*EXERCISE GOAL:* Exactly reproduce each line of the listing that follows.

Stored data entries
****

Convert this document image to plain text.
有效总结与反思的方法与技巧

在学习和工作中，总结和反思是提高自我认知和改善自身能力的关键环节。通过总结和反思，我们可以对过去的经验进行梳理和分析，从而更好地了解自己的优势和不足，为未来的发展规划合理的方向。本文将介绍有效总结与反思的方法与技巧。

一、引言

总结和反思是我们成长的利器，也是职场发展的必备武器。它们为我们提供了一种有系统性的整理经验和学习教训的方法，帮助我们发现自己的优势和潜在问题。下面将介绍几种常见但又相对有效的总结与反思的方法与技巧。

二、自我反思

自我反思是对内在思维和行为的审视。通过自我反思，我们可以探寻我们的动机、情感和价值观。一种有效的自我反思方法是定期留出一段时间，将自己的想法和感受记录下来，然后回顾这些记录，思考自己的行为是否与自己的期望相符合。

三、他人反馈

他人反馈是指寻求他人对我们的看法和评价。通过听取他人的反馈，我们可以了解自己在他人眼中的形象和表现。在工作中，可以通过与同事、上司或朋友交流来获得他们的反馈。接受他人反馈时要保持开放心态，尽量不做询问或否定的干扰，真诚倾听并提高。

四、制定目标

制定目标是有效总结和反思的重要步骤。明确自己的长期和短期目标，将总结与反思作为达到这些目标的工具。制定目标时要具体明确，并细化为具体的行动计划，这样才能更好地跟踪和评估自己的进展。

****

*CORRECT RESULT:*
Convert this document image to plain text.
有效总结与反思的方法与技巧

在学习和工作中，总结和反思是提高自我认知和改善自身能力的关键环节。通过总结和反思，我们可以对过去的经验进行梳理和分析，从而更好地了解自己的优势和不足，为未来的发展规划合理的方向。本文将介绍有效总结与反思的方法与技巧。

一、引言

总结和反思是我们成长的利器，也是职场发展的必备武器。它们为我们提供了一种有系统性的整理经验和学习教训的方法，帮助我们发现自己的优势和潜在问题。下面将介绍几种常见但又相对有效的总结与反思的方法与技巧。

二、自我反思

自我反思是对内在思维和行为的审视。通过自我反思，我们可以探寻我们的动机、情感和价值观。一种有效的自我反思方法是定期留出一段时间，将自己的想法和感受记录下来，然后回顾这些记录，思考自己的行为是否与自己的期望相符合。

三、他人反馈

他人反馈是指寻求他人对我们的看法和评价。通过听取他人的反馈，我们可以了解自己在他人眼中的形象和表现。在工作中，可以通过与同事、上司或朋友交流来获得他们的反馈。接受他人反馈时要保持开放心态，尽量不做询问或否定的干扰，真诚倾听并提高。

四、制定目标

制定目标是有效总结和反思的重要步骤。明确自己的长期和短期目标，将总结与反思作为达到这些目标的工具。制定目标时要具体明确，并细化为具体的行动计划，这样才能更好地跟踪和评估自己的进展。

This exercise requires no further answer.